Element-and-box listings
------------------------------------
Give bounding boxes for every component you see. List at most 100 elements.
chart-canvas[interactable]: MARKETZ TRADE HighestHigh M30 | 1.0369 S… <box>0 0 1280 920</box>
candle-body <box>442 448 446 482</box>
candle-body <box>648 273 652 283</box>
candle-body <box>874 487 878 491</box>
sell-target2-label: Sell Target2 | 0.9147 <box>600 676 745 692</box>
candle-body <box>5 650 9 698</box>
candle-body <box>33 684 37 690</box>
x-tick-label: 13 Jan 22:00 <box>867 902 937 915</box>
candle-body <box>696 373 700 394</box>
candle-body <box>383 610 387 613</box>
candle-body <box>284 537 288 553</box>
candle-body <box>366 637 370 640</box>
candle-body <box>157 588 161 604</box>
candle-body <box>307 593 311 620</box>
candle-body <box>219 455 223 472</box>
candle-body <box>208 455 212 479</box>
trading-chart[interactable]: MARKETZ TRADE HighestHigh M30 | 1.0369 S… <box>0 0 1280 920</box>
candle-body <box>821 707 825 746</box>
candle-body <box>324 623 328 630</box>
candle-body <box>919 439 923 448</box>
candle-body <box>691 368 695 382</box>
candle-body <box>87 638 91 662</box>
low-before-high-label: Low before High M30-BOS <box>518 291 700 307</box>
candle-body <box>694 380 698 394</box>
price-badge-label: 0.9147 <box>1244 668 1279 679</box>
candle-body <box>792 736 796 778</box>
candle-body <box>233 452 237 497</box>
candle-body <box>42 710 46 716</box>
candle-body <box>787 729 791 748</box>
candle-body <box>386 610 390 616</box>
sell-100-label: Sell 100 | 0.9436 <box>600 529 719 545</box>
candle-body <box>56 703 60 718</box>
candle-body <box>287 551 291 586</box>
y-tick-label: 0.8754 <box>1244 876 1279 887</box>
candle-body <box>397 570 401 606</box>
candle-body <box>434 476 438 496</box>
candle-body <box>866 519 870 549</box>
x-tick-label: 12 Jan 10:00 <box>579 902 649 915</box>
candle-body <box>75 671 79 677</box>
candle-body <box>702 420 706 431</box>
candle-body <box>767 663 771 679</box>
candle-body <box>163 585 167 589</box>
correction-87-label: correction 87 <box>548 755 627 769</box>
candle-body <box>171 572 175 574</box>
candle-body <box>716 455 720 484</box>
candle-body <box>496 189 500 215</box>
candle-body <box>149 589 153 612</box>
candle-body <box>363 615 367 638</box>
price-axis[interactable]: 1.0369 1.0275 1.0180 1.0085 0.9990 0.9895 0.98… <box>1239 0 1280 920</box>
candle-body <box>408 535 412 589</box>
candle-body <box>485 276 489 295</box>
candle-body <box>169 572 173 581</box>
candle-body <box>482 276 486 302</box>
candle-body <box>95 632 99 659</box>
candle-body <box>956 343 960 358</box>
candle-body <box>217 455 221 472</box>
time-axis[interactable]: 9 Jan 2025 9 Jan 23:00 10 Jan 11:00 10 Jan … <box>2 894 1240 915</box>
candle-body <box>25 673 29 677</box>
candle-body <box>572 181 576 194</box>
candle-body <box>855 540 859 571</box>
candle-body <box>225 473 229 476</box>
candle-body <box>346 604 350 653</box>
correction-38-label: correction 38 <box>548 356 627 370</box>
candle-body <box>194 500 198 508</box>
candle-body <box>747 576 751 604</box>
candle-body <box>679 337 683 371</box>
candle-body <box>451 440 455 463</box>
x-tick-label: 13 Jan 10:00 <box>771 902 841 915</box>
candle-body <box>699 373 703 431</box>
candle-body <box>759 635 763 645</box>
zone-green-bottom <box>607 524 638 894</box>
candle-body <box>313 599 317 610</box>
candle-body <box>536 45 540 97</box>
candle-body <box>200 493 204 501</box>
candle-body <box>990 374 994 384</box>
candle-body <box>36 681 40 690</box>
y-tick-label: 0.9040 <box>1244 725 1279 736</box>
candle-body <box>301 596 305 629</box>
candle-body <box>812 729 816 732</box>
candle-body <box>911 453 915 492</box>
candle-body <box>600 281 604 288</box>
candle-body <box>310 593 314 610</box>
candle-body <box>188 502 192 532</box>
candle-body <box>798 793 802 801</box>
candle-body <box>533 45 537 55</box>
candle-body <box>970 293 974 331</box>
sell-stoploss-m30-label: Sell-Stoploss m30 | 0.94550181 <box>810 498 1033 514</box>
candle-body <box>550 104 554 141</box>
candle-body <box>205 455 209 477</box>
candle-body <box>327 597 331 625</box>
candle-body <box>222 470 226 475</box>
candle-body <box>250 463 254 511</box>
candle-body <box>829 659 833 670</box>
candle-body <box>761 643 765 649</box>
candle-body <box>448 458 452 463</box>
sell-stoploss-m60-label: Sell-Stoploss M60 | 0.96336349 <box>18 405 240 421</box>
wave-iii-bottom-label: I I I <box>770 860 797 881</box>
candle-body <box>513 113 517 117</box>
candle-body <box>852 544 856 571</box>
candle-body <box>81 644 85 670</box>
------------------------------------
* _GIVEN INSTRUCTION_
Reproduce the material verbatim, starting at its first line and ending at the line that contains "candle-body <box>496 189 500 215</box>". Include both of those lines.

* _EXERCISE OUTPUT_
Give bounding boxes for every component you see. List at most 100 elements.
chart-canvas[interactable]: MARKETZ TRADE HighestHigh M30 | 1.0369 S… <box>0 0 1280 920</box>
candle-body <box>442 448 446 482</box>
candle-body <box>648 273 652 283</box>
candle-body <box>874 487 878 491</box>
sell-target2-label: Sell Target2 | 0.9147 <box>600 676 745 692</box>
candle-body <box>5 650 9 698</box>
candle-body <box>33 684 37 690</box>
x-tick-label: 13 Jan 22:00 <box>867 902 937 915</box>
candle-body <box>696 373 700 394</box>
candle-body <box>383 610 387 613</box>
candle-body <box>284 537 288 553</box>
candle-body <box>366 637 370 640</box>
candle-body <box>157 588 161 604</box>
candle-body <box>307 593 311 620</box>
candle-body <box>219 455 223 472</box>
candle-body <box>208 455 212 479</box>
trading-chart[interactable]: MARKETZ TRADE HighestHigh M30 | 1.0369 S… <box>0 0 1280 920</box>
candle-body <box>821 707 825 746</box>
candle-body <box>324 623 328 630</box>
candle-body <box>919 439 923 448</box>
candle-body <box>691 368 695 382</box>
candle-body <box>87 638 91 662</box>
low-before-high-label: Low before High M30-BOS <box>518 291 700 307</box>
candle-body <box>694 380 698 394</box>
price-badge-label: 0.9147 <box>1244 668 1279 679</box>
candle-body <box>792 736 796 778</box>
candle-body <box>233 452 237 497</box>
candle-body <box>42 710 46 716</box>
candle-body <box>787 729 791 748</box>
candle-body <box>386 610 390 616</box>
sell-100-label: Sell 100 | 0.9436 <box>600 529 719 545</box>
candle-body <box>56 703 60 718</box>
candle-body <box>287 551 291 586</box>
y-tick-label: 0.8754 <box>1244 876 1279 887</box>
candle-body <box>397 570 401 606</box>
candle-body <box>434 476 438 496</box>
candle-body <box>866 519 870 549</box>
x-tick-label: 12 Jan 10:00 <box>579 902 649 915</box>
candle-body <box>75 671 79 677</box>
candle-body <box>702 420 706 431</box>
candle-body <box>767 663 771 679</box>
candle-body <box>163 585 167 589</box>
correction-87-label: correction 87 <box>548 755 627 769</box>
candle-body <box>171 572 175 574</box>
candle-body <box>716 455 720 484</box>
candle-body <box>496 189 500 215</box>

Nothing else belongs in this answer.